* TASK TO COMPLETE *
Copy out every line that contains the word "rgba".

* EXERCISE INPUT *
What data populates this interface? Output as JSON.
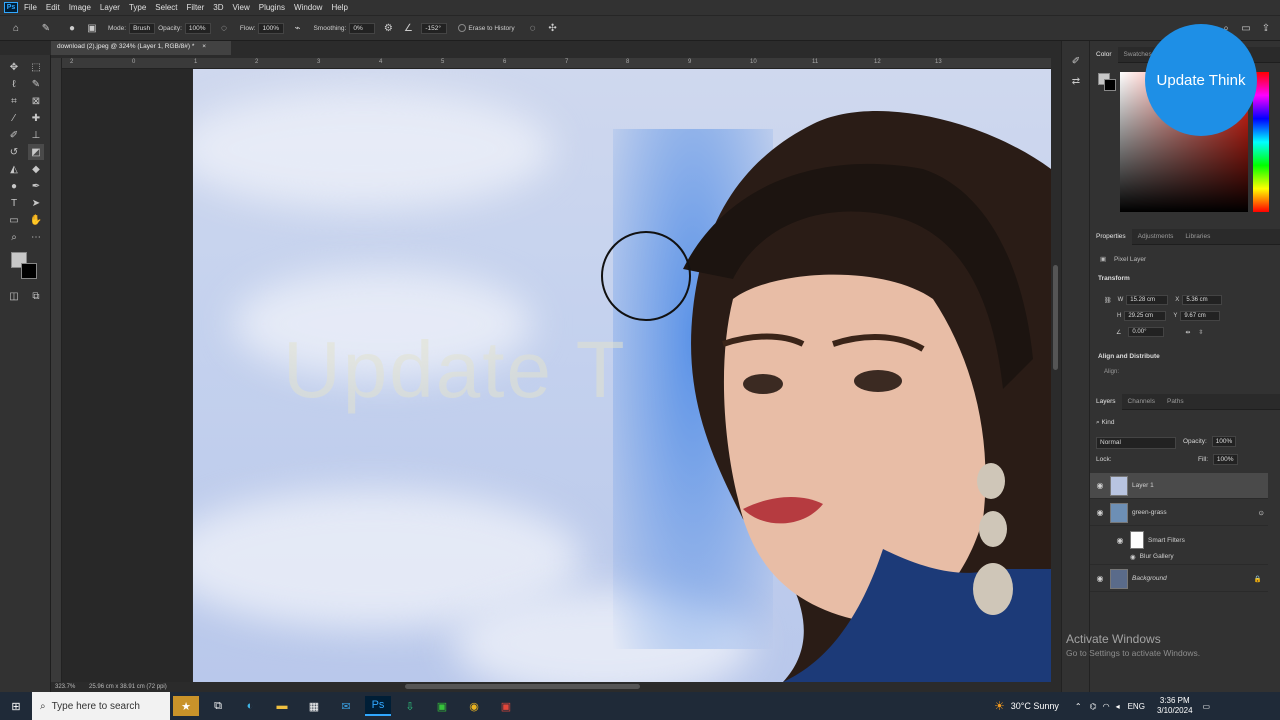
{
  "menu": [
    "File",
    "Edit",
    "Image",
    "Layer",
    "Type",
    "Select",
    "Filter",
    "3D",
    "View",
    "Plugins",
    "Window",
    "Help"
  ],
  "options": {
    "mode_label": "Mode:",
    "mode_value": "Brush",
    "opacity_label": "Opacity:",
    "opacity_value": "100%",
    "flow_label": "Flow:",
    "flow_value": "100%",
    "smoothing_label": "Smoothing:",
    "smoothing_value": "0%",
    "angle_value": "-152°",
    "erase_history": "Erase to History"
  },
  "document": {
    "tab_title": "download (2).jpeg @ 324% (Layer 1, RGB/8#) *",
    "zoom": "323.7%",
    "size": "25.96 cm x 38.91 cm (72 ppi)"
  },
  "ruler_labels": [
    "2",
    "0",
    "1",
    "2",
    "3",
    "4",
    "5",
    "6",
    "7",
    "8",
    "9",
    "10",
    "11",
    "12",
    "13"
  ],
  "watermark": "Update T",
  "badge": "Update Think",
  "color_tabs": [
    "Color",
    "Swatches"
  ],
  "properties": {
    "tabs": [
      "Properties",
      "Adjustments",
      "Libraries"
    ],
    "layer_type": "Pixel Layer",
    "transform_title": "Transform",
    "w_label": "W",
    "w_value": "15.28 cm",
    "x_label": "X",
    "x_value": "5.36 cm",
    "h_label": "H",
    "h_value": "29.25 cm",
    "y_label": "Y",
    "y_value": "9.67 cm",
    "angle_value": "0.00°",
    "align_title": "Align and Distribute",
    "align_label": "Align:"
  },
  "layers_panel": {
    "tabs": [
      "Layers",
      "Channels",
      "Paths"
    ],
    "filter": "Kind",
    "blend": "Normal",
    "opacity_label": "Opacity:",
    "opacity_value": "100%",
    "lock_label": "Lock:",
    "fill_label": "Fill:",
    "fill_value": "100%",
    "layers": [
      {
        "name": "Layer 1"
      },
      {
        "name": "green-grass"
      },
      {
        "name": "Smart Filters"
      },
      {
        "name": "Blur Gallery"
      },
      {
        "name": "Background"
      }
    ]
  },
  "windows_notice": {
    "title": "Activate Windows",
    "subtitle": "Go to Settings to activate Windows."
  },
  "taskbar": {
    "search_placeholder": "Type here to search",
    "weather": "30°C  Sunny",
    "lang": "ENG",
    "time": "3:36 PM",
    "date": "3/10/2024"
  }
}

...

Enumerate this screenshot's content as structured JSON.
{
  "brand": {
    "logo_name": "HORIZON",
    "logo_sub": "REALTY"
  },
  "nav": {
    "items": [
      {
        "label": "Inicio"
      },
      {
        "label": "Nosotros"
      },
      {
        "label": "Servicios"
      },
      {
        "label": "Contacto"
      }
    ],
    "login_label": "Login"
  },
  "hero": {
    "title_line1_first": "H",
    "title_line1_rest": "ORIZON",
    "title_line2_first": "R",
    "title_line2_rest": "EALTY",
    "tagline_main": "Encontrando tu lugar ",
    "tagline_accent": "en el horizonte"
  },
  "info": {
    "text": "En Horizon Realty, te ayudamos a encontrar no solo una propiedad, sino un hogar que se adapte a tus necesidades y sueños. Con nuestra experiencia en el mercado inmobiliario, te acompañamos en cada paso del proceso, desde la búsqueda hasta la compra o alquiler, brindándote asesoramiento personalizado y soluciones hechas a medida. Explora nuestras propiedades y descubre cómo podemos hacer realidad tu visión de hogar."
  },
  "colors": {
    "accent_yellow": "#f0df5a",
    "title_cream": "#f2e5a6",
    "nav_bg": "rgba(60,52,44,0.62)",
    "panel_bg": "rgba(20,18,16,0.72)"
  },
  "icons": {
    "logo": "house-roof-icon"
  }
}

* FULL OUTPUT *
    "nav_bg": "rgba(60,52,44,0.62)",
    "panel_bg": "rgba(20,18,16,0.72)"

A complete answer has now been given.